▶ _YOUR INSTRUCTIONS_
Retype the material word for word.

▶ _Collected data entries_
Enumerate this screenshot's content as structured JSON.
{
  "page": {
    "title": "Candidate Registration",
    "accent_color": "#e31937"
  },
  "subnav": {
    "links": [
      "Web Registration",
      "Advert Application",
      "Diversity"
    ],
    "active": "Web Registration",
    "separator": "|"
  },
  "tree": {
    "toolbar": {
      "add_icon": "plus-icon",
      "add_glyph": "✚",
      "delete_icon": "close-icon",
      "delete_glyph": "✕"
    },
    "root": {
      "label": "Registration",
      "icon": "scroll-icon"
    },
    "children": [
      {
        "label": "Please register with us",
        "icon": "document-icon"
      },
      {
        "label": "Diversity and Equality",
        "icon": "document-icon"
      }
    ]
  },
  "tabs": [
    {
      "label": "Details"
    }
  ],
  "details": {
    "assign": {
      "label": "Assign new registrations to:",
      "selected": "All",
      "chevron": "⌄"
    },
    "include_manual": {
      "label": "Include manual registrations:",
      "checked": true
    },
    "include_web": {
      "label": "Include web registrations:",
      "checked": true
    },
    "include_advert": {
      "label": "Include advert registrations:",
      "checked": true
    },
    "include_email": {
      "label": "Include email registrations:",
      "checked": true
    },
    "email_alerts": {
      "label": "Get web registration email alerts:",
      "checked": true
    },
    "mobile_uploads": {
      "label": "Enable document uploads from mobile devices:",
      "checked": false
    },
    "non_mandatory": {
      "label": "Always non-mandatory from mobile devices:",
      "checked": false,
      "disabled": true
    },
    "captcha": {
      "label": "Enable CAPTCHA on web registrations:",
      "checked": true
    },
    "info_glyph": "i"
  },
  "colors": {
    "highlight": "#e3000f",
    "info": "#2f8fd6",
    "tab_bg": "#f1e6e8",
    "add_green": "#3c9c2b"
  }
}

▶ _TASK RESULT_
Enumerate this screenshot's content as structured JSON.
{
  "page": {
    "title": "Candidate Registration",
    "accent_color": "#e31937"
  },
  "subnav": {
    "links": [
      "Web Registration",
      "Advert Application",
      "Diversity"
    ],
    "active": "Web Registration",
    "separator": "|"
  },
  "tree": {
    "toolbar": {
      "add_icon": "plus-icon",
      "add_glyph": "✚",
      "delete_icon": "close-icon",
      "delete_glyph": "✕"
    },
    "root": {
      "label": "Registration",
      "icon": "scroll-icon"
    },
    "children": [
      {
        "label": "Please register with us",
        "icon": "document-icon"
      },
      {
        "label": "Diversity and Equality",
        "icon": "document-icon"
      }
    ]
  },
  "tabs": [
    {
      "label": "Details"
    }
  ],
  "details": {
    "assign": {
      "label": "Assign new registrations to:",
      "selected": "All",
      "chevron": "⌄"
    },
    "include_manual": {
      "label": "Include manual registrations:",
      "checked": true
    },
    "include_web": {
      "label": "Include web registrations:",
      "checked": true
    },
    "include_advert": {
      "label": "Include advert registrations:",
      "checked": true
    },
    "include_email": {
      "label": "Include email registrations:",
      "checked": true
    },
    "email_alerts": {
      "label": "Get web registration email alerts:",
      "checked": true
    },
    "mobile_uploads": {
      "label": "Enable document uploads from mobile devices:",
      "checked": false
    },
    "non_mandatory": {
      "label": "Always non-mandatory from mobile devices:",
      "checked": false,
      "disabled": true
    },
    "captcha": {
      "label": "Enable CAPTCHA on web registrations:",
      "checked": true
    },
    "info_glyph": "i"
  },
  "colors": {
    "highlight": "#e3000f",
    "info": "#2f8fd6",
    "tab_bg": "#f1e6e8",
    "add_green": "#3c9c2b"
  }
}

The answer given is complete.